Work to be completed
Only the number is wanted: count the lines in the data with "Ambiente" in them.

Records shown
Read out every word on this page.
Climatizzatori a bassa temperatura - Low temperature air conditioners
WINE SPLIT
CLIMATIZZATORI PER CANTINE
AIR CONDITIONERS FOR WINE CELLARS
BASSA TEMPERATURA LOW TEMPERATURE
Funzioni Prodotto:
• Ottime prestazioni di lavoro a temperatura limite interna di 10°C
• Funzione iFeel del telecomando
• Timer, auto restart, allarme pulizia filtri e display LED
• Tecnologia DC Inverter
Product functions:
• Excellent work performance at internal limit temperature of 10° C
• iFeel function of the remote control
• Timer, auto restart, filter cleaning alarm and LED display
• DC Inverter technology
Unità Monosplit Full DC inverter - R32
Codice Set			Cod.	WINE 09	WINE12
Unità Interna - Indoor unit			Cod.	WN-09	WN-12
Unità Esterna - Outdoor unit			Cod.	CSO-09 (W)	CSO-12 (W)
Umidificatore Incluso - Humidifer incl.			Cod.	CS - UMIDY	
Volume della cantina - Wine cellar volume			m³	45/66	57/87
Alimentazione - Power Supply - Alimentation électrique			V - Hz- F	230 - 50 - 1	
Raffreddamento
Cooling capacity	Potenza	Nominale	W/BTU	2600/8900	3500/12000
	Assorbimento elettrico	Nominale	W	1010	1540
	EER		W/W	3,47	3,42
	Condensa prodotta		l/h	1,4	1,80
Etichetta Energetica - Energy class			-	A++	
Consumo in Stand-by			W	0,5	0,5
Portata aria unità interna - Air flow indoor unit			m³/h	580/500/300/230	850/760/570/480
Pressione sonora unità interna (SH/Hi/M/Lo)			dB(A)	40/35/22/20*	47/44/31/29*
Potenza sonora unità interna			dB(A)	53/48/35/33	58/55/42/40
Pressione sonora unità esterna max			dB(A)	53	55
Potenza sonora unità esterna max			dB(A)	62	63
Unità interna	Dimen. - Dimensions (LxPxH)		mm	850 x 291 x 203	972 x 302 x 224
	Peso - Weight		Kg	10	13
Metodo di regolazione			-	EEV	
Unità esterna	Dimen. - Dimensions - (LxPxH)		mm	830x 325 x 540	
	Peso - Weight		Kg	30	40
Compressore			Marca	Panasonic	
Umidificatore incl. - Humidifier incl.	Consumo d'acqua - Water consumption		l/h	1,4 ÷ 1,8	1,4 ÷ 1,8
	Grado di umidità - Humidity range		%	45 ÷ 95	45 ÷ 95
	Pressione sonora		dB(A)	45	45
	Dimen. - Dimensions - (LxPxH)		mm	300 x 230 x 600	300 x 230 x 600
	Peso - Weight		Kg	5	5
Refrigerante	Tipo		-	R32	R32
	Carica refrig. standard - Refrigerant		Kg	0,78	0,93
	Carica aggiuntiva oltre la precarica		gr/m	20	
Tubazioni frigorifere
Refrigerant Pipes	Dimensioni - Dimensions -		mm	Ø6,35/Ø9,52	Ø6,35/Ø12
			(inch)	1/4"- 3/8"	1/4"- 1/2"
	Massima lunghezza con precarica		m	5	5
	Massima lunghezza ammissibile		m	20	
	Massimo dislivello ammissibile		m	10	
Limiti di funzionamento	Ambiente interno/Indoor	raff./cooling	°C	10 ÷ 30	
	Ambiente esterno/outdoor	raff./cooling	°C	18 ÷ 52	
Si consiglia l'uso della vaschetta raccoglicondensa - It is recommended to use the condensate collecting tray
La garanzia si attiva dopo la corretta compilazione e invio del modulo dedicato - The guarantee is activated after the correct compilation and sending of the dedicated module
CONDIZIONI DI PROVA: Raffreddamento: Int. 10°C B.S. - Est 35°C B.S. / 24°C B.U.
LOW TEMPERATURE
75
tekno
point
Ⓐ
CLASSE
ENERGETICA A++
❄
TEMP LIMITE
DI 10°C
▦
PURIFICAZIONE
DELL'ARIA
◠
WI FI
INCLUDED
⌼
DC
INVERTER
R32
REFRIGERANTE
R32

Output for this task
2